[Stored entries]
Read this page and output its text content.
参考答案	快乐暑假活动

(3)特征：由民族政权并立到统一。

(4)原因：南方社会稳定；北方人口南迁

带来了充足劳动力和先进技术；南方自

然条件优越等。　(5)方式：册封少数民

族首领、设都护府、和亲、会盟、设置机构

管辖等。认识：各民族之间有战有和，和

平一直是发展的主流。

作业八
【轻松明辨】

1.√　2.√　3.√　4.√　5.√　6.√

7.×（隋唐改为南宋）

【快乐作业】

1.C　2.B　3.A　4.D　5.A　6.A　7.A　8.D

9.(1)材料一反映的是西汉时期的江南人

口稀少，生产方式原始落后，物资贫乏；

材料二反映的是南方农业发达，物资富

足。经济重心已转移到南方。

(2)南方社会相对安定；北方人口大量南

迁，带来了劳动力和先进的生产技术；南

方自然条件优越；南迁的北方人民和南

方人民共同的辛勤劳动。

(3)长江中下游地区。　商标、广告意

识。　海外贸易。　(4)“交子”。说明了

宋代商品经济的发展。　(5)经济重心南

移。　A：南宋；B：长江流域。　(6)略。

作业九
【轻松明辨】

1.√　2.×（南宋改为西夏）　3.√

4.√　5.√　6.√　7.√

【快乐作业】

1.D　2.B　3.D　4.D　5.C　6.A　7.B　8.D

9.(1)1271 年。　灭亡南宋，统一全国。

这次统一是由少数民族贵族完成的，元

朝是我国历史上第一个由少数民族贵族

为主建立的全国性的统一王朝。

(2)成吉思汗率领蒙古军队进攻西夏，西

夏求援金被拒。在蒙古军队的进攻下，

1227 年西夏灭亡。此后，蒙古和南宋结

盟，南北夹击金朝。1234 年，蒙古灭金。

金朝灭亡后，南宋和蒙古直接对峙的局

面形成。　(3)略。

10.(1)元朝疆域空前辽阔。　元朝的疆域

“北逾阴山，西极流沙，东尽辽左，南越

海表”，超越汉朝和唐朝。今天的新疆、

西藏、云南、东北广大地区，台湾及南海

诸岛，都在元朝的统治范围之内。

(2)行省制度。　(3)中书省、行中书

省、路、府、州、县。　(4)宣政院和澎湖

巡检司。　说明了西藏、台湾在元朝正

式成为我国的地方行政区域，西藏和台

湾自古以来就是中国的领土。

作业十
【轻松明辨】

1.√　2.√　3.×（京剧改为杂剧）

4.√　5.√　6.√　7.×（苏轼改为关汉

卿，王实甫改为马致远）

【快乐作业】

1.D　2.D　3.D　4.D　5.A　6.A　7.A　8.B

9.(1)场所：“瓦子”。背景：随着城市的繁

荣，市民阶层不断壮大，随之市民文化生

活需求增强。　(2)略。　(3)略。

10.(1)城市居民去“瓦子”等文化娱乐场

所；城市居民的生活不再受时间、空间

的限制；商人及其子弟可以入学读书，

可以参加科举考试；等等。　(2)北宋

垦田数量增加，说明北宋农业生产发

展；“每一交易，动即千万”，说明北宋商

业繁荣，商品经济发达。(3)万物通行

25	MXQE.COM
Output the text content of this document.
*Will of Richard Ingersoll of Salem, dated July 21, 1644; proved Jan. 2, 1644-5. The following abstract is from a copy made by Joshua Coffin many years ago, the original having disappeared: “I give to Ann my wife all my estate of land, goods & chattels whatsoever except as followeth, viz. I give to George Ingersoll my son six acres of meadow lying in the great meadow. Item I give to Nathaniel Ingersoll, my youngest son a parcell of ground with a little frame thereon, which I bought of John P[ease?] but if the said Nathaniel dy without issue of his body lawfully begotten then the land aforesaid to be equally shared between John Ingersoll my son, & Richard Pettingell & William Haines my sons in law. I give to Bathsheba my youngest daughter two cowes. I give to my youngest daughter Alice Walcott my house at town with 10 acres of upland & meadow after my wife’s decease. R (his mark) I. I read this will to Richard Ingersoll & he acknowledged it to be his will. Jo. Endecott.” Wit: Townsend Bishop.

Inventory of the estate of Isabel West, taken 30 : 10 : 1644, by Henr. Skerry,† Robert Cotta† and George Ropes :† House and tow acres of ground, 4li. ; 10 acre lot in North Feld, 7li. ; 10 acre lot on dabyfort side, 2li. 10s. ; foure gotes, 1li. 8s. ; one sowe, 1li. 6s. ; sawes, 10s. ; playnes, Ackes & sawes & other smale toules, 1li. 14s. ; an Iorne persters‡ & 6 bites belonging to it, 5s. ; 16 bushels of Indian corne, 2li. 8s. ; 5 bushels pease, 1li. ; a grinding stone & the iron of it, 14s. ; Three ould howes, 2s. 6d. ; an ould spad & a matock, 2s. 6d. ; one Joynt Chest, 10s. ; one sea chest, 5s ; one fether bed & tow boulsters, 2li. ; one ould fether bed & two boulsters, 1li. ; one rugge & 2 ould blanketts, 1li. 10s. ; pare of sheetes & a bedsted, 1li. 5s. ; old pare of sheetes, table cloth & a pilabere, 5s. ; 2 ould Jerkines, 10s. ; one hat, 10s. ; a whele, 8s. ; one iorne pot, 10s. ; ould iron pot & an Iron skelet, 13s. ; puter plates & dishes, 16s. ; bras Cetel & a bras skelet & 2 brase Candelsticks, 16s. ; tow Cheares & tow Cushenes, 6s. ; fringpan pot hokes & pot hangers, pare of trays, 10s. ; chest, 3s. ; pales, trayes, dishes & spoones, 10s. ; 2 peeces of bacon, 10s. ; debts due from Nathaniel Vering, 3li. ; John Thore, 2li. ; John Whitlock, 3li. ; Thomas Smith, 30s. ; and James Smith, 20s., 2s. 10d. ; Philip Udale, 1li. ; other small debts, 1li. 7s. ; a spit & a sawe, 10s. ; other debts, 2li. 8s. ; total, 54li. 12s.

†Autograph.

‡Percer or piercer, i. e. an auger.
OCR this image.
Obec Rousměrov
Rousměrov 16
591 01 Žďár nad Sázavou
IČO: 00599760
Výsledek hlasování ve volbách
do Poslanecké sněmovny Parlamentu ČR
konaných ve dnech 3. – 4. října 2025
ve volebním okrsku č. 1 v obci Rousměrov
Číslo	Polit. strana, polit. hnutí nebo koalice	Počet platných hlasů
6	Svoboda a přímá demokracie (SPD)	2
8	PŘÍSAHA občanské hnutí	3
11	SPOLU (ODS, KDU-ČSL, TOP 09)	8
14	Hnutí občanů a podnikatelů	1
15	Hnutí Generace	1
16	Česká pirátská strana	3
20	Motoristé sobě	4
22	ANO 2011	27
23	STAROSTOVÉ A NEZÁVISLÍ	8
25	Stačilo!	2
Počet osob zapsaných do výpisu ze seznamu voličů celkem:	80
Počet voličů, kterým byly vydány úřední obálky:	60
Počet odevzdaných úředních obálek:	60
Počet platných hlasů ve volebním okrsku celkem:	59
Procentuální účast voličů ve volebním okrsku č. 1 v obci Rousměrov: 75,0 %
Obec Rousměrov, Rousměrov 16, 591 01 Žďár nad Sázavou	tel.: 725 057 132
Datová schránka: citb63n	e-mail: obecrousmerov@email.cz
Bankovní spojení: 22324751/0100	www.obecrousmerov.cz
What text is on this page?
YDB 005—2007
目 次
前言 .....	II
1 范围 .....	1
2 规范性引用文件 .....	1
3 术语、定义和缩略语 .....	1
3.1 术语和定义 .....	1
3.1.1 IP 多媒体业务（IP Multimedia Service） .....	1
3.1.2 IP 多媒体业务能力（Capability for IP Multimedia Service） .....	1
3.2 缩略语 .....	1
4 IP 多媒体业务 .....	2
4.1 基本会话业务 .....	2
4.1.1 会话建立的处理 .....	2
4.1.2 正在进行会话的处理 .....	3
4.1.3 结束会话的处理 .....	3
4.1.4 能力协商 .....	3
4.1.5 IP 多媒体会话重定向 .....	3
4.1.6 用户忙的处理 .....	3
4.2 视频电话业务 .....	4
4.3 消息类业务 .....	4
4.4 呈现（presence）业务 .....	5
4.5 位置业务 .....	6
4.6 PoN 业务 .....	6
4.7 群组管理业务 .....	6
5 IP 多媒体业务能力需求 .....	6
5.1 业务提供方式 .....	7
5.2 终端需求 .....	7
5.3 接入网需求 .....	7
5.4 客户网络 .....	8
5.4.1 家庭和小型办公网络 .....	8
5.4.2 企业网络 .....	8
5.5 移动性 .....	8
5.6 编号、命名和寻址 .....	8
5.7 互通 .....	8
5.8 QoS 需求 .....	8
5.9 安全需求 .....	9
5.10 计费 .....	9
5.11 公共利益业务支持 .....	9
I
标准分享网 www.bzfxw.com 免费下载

Your goal -
Collect each line of the entries that has the word "strana", copying it in full.

Finished exercise -
Číslo	Polit. strana, polit. hnutí nebo koalice	Počet platných hlasů
16	Česká pirátská strana	3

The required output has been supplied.